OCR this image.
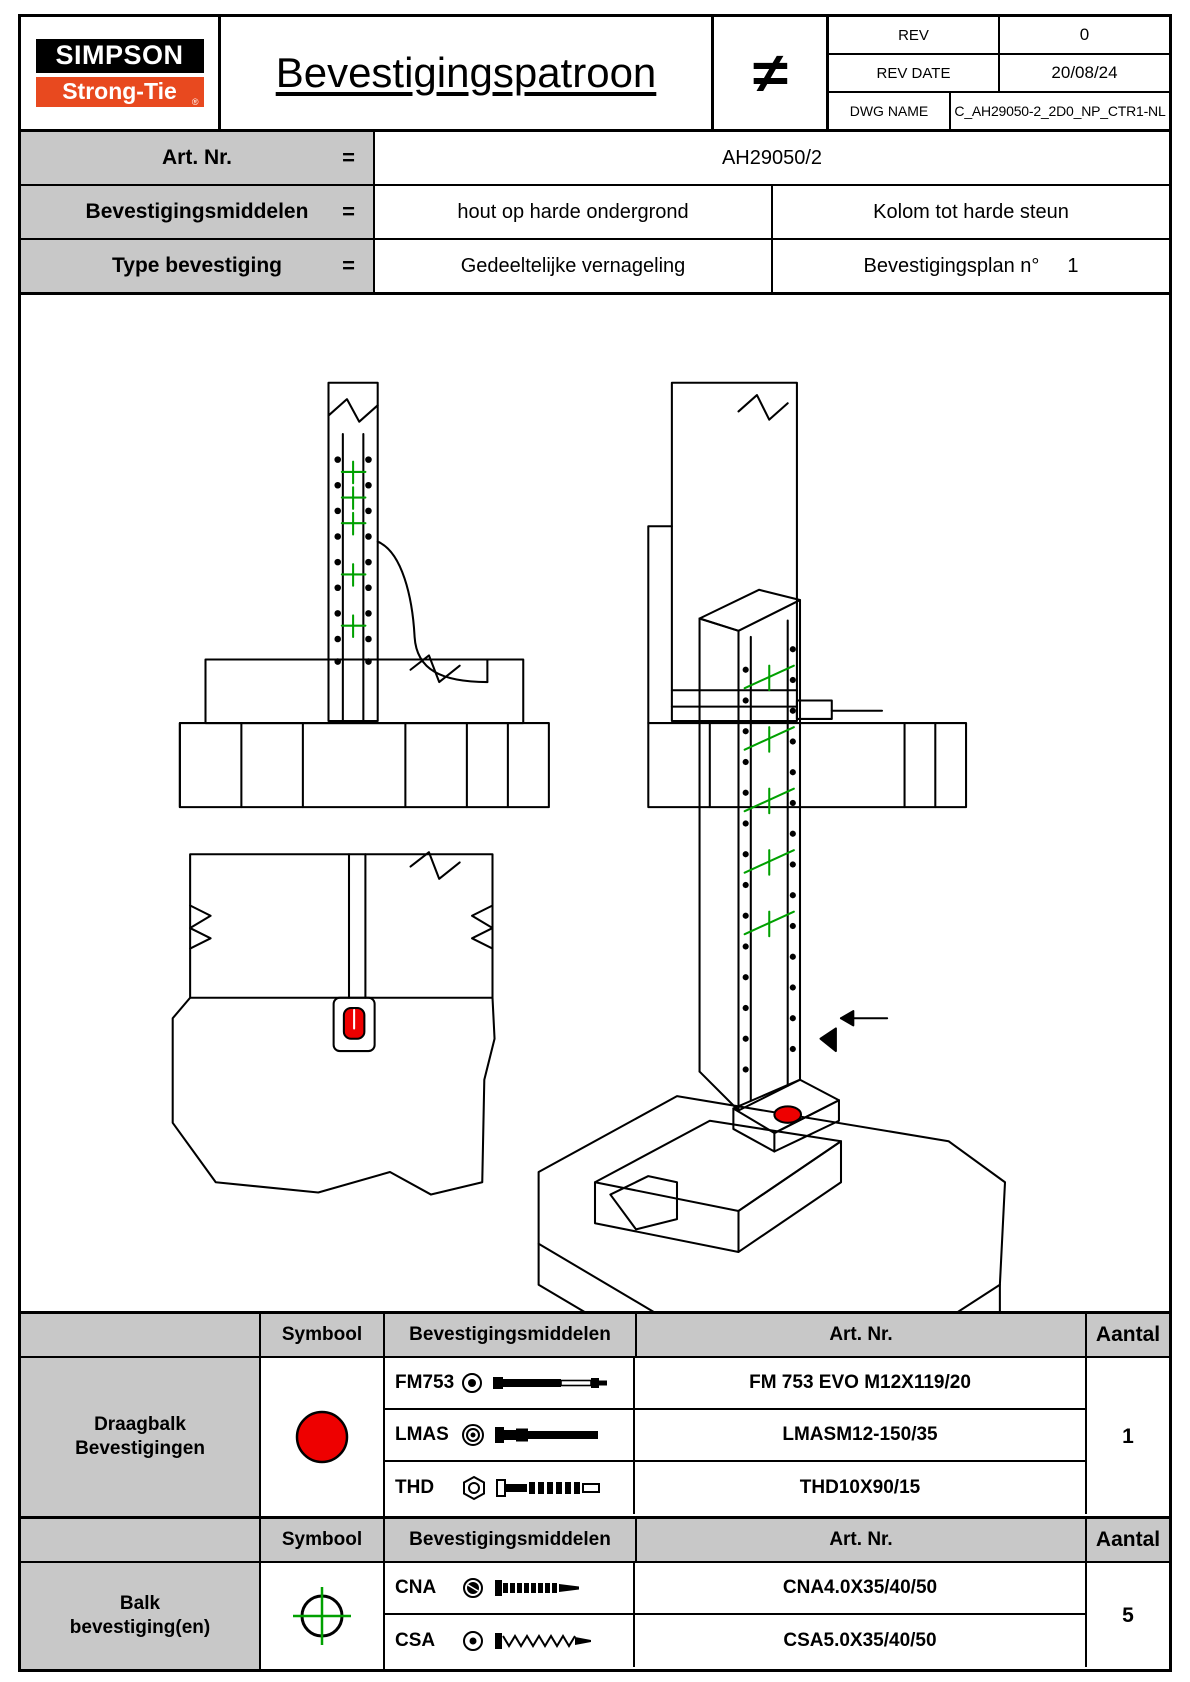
SIMPSON
Strong-Tie ®
Bevestigingspatroon ≠
REV	0
REV DATE	20/08/24
DWG NAME	C_AH29050-2_2D0_NP_CTR1-NL
Art. Nr.	=	AH29050/2
Bevestigingsmiddelen =	hout op harde ondergrond	Kolom tot harde steun
Type bevestiging	=	Gedeeltelijke vernageling	Bevestigingsplan n° 1
Symbool	Bevestigingsmiddelen	Art. Nr.	Aantal
Draagbalk
Bevestigingen
FM753	FM 753 EVO M12X119/20
LMAS	LMASM12-150/35
THD	THD10X90/15
1
Symbool	Bevestigingsmiddelen	Art. Nr.	Aantal
Balk
bevestiging(en)
CNA	CNA4.0X35/40/50
CSA	CSA5.0X35/40/50
5
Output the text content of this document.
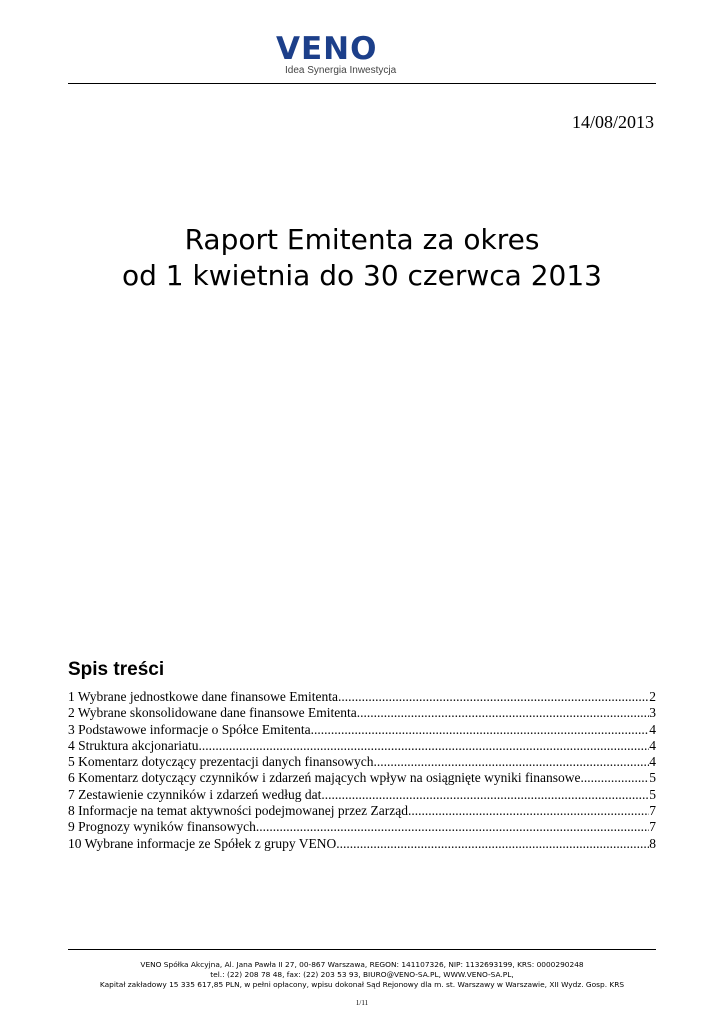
VENO
Idea Synergia Inwestycja
14/08/2013
Raport Emitenta za okres
od 1 kwietnia do 30 czerwca 2013
Spis treści
1 Wybrane jednostkowe dane finansowe Emitenta .....	2
2 Wybrane skonsolidowane dane finansowe Emitenta .....	3
3 Podstawowe informacje o Spółce Emitenta .....	4
4 Struktura akcjonariatu .....	4
5 Komentarz dotyczący prezentacji danych finansowych .....	4
6 Komentarz dotyczący czynników i zdarzeń mających wpływ na osiągnięte wyniki finansowe .....	5
7 Zestawienie czynników i zdarzeń według dat .....	5
8 Informacje na temat aktywności podejmowanej przez Zarząd .....	7
9 Prognozy wyników finansowych .....	7
10 Wybrane informacje ze Spółek z grupy VENO .....	8
VENO Spółka Akcyjna, Al. Jana Pawła II 27, 00-867 Warszawa, REGON: 141107326, NIP: 1132693199, KRS: 0000290248
tel.: (22) 208 78 48, fax: (22) 203 53 93, BIURO@VENO-SA.PL, WWW.VENO-SA.PL,
Kapitał zakładowy 15 335 617,85 PLN, w pełni opłacony, wpisu dokonał Sąd Rejonowy dla m. st. Warszawy w Warszawie, XII Wydz. Gosp. KRS
1/11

Prompt — Copy out all lines above that include the string "dotyczący".

Final result —
5 Komentarz dotyczący prezentacji danych finansowych .....	4
6 Komentarz dotyczący czynników i zdarzeń mających wpływ na osiągnięte wyniki finansowe .....	5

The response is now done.